EXERCISE GOAL -
Would you quote the material below in full and unchanged?

INPUT MATERIAL -

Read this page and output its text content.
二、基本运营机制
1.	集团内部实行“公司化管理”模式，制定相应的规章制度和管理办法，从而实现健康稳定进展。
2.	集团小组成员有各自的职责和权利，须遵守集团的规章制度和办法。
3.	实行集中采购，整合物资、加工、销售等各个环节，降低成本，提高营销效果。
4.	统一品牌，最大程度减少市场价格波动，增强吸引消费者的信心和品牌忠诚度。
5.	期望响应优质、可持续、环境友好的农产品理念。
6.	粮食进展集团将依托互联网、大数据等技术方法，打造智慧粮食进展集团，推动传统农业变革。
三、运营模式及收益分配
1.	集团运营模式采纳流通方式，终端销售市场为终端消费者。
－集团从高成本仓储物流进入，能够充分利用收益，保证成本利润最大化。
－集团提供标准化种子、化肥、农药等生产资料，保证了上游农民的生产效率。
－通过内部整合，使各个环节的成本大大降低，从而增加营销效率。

RESULT OF THIS EXERCISE -
Read this page and output its text content.
二、基本运营机制
1.	集团内部实行“公司化管理”模式，制定相应的规章制度和管理办法，从而实现健康稳定进展。
2.	集团小组成员有各自的职责和权利，须遵守集团的规章制度和办法。
3.	实行集中采购，整合物资、加工、销售等各个环节，降低成本，提高营销效果。
4.	统一品牌，最大程度减少市场价格波动，增强吸引消费者的信心和品牌忠诚度。
5.	期望响应优质、可持续、环境友好的农产品理念。
6.	粮食进展集团将依托互联网、大数据等技术方法，打造智慧粮食进展集团，推动传统农业变革。
三、运营模式及收益分配
1.	集团运营模式采纳流通方式，终端销售市场为终端消费者。
－集团从高成本仓储物流进入，能够充分利用收益，保证成本利润最大化。
－集团提供标准化种子、化肥、农药等生产资料，保证了上游农民的生产效率。
－通过内部整合，使各个环节的成本大大降低，从而增加营销效率。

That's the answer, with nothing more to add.